** Start Recorded data **
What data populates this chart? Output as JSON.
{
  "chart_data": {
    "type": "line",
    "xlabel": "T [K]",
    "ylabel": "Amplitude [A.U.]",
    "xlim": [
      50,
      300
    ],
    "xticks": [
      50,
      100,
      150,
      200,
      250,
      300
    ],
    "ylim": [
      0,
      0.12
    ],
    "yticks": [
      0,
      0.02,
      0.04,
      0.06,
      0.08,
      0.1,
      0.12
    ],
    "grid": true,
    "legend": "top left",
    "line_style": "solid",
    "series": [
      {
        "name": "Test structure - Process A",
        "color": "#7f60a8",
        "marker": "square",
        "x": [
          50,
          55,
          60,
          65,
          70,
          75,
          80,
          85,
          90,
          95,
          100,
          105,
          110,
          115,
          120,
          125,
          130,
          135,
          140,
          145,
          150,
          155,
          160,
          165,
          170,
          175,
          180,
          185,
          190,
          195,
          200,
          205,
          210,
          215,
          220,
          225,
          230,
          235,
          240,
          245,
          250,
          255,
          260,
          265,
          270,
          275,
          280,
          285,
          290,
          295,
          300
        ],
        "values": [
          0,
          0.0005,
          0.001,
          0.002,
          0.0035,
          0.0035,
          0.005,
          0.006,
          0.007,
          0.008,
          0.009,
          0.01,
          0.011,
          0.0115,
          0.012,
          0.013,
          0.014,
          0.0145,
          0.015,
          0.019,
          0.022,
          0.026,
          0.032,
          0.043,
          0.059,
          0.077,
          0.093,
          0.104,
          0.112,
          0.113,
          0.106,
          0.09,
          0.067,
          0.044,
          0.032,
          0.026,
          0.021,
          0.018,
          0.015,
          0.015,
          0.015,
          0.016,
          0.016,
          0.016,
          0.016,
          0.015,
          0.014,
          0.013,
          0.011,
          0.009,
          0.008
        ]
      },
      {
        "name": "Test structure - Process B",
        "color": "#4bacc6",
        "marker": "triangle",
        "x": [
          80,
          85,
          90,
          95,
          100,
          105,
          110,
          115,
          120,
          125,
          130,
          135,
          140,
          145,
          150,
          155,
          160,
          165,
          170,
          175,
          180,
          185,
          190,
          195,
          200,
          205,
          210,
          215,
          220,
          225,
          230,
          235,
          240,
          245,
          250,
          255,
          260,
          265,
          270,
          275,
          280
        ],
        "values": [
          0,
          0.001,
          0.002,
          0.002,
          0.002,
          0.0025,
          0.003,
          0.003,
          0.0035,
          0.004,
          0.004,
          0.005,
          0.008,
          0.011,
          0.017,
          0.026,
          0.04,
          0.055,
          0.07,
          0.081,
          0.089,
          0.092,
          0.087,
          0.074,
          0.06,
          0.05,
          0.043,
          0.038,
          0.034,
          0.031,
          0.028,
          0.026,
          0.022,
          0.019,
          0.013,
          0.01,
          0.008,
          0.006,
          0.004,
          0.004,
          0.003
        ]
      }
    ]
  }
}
** End Recorded data **
Aim: Please set down each line of the records exactly as given.

Complete answer:
What data populates this chart? Output as JSON.
{
  "chart_data": {
    "type": "line",
    "xlabel": "T [K]",
    "ylabel": "Amplitude [A.U.]",
    "xlim": [
      50,
      300
    ],
    "xticks": [
      50,
      100,
      150,
      200,
      250,
      300
    ],
    "ylim": [
      0,
      0.12
    ],
    "yticks": [
      0,
      0.02,
      0.04,
      0.06,
      0.08,
      0.1,
      0.12
    ],
    "grid": true,
    "legend": "top left",
    "line_style": "solid",
    "series": [
      {
        "name": "Test structure - Process A",
        "color": "#7f60a8",
        "marker": "square",
        "x": [
          50,
          55,
          60,
          65,
          70,
          75,
          80,
          85,
          90,
          95,
          100,
          105,
          110,
          115,
          120,
          125,
          130,
          135,
          140,
          145,
          150,
          155,
          160,
          165,
          170,
          175,
          180,
          185,
          190,
          195,
          200,
          205,
          210,
          215,
          220,
          225,
          230,
          235,
          240,
          245,
          250,
          255,
          260,
          265,
          270,
          275,
          280,
          285,
          290,
          295,
          300
        ],
        "values": [
          0,
          0.0005,
          0.001,
          0.002,
          0.0035,
          0.0035,
          0.005,
          0.006,
          0.007,
          0.008,
          0.009,
          0.01,
          0.011,
          0.0115,
          0.012,
          0.013,
          0.014,
          0.0145,
          0.015,
          0.019,
          0.022,
          0.026,
          0.032,
          0.043,
          0.059,
          0.077,
          0.093,
          0.104,
          0.112,
          0.113,
          0.106,
          0.09,
          0.067,
          0.044,
          0.032,
          0.026,
          0.021,
          0.018,
          0.015,
          0.015,
          0.015,
          0.016,
          0.016,
          0.016,
          0.016,
          0.015,
          0.014,
          0.013,
          0.011,
          0.009,
          0.008
        ]
      },
      {
        "name": "Test structure - Process B",
        "color": "#4bacc6",
        "marker": "triangle",
        "x": [
          80,
          85,
          90,
          95,
          100,
          105,
          110,
          115,
          120,
          125,
          130,
          135,
          140,
          145,
          150,
          155,
          160,
          165,
          170,
          175,
          180,
          185,
          190,
          195,
          200,
          205,
          210,
          215,
          220,
          225,
          230,
          235,
          240,
          245,
          250,
          255,
          260,
          265,
          270,
          275,
          280
        ],
        "values": [
          0,
          0.001,
          0.002,
          0.002,
          0.002,
          0.0025,
          0.003,
          0.003,
          0.0035,
          0.004,
          0.004,
          0.005,
          0.008,
          0.011,
          0.017,
          0.026,
          0.04,
          0.055,
          0.07,
          0.081,
          0.089,
          0.092,
          0.087,
          0.074,
          0.06,
          0.05,
          0.043,
          0.038,
          0.034,
          0.031,
          0.028,
          0.026,
          0.022,
          0.019,
          0.013,
          0.01,
          0.008,
          0.006,
          0.004,
          0.004,
          0.003
        ]
      }
    ]
  }
}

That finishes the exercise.